--- Material supplied ---

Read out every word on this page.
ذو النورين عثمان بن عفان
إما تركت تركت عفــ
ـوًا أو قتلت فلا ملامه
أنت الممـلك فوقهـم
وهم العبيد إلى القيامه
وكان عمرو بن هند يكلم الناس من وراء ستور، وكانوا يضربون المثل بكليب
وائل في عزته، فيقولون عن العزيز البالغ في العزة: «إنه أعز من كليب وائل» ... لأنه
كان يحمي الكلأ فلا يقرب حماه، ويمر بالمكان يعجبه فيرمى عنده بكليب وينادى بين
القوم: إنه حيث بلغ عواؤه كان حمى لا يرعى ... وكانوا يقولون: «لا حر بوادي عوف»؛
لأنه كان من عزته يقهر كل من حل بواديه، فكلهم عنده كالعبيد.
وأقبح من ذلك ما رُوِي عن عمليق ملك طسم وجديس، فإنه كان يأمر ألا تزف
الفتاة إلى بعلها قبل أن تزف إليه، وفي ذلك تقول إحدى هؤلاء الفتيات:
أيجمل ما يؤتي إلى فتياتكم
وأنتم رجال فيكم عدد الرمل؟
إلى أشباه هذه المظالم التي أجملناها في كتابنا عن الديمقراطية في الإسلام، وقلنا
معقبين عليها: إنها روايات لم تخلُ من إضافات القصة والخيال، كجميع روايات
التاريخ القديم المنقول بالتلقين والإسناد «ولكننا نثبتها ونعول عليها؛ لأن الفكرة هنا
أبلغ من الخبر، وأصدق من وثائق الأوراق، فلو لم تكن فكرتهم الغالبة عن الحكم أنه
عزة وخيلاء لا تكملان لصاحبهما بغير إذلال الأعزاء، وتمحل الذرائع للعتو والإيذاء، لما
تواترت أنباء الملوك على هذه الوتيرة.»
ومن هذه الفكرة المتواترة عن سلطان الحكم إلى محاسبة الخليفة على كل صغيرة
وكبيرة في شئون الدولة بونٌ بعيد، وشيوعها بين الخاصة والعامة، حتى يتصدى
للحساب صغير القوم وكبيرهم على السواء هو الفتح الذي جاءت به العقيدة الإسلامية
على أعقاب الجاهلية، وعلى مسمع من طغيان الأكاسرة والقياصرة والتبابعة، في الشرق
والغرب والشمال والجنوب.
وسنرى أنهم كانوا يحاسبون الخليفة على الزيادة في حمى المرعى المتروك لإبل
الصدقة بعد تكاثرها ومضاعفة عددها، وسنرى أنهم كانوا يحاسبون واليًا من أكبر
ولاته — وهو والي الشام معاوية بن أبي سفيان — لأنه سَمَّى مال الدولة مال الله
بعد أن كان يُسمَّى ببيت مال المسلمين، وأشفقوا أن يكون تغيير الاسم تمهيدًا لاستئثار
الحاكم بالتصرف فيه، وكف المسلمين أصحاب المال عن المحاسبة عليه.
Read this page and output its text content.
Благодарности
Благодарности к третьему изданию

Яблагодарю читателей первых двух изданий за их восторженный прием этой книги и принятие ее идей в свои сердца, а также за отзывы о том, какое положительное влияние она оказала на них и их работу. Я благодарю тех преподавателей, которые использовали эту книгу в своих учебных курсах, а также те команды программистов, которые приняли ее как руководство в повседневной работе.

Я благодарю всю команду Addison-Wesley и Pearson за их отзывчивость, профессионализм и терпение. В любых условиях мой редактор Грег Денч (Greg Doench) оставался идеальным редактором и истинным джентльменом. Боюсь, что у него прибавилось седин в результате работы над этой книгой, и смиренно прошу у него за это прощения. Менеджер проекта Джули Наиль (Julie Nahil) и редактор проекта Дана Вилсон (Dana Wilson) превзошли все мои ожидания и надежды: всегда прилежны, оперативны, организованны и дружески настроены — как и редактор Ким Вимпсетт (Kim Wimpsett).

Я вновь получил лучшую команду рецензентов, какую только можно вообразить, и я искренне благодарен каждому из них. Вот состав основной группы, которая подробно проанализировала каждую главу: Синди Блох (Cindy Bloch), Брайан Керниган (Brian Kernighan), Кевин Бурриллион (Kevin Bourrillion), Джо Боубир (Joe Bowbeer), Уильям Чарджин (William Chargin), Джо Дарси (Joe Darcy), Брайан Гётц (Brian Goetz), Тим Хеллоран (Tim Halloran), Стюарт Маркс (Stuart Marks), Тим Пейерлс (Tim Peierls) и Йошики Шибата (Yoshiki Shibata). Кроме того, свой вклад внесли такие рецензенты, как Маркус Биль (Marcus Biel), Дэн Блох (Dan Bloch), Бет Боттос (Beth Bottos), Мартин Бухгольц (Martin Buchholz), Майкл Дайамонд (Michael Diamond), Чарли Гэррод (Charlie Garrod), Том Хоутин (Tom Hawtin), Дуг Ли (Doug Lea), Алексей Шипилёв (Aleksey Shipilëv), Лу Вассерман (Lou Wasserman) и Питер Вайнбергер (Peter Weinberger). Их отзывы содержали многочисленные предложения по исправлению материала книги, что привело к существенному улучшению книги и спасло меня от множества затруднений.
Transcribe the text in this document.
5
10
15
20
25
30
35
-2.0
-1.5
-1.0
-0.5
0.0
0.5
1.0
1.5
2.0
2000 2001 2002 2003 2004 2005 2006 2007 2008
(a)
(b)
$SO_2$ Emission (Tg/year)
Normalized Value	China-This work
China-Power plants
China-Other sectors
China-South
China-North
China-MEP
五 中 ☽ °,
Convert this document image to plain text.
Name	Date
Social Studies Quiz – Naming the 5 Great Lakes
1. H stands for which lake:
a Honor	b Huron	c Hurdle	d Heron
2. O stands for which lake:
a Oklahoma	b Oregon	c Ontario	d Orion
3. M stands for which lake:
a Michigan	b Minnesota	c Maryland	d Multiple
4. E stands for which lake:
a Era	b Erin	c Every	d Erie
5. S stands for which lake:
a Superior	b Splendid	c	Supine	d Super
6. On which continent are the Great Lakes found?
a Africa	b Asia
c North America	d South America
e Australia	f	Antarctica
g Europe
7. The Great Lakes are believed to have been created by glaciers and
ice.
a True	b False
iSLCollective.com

---

- [Exercise description]: How many lines in the records hold the string "Read"? Reply with the number alone.

- [Complete answer]: 2